INPUT FOR THIS TASK |
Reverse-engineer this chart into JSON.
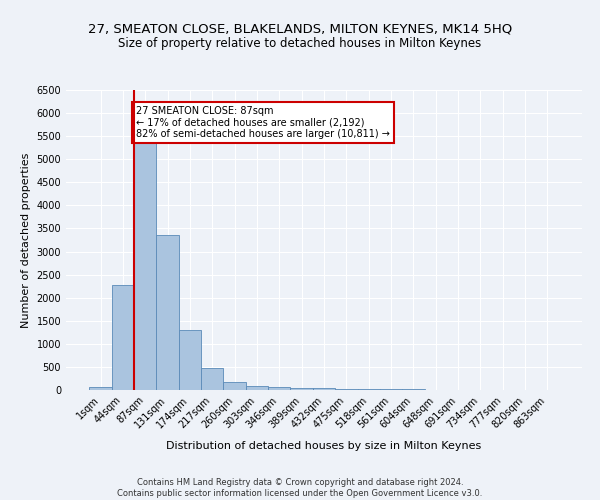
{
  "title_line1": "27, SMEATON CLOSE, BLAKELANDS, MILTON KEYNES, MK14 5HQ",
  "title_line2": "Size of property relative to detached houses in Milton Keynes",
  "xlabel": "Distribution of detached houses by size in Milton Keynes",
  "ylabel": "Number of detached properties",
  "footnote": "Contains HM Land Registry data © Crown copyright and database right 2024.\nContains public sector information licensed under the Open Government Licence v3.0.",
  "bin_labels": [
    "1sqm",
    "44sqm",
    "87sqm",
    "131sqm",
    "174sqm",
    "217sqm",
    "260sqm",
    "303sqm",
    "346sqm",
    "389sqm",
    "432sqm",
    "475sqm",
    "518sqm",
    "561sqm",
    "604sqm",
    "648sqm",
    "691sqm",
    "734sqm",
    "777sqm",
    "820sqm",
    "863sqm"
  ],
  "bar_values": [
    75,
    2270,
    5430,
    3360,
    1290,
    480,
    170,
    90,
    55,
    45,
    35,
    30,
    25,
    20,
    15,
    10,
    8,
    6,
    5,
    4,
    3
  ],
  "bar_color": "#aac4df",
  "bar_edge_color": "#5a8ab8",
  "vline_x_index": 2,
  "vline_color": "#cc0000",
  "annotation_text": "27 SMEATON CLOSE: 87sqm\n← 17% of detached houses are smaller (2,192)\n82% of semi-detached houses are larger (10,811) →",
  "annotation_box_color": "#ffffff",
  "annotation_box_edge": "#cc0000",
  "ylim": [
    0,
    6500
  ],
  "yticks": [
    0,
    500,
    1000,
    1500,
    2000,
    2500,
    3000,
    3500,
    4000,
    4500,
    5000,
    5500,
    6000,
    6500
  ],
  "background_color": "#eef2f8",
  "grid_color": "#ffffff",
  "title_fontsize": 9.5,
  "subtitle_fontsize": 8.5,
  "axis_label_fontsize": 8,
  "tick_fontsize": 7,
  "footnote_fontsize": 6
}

STATED EXERCISE | Where a line contains "houses", copy that line.

WRITTEN SOLUTION |
  "title_line2": "Size of property relative to detached houses in Milton Keynes",
  "xlabel": "Distribution of detached houses by size in Milton Keynes",
  "annotation_text": "27 SMEATON CLOSE: 87sqm\n← 17% of detached houses are smaller (2,192)\n82% of semi-detached houses are larger (10,811) →",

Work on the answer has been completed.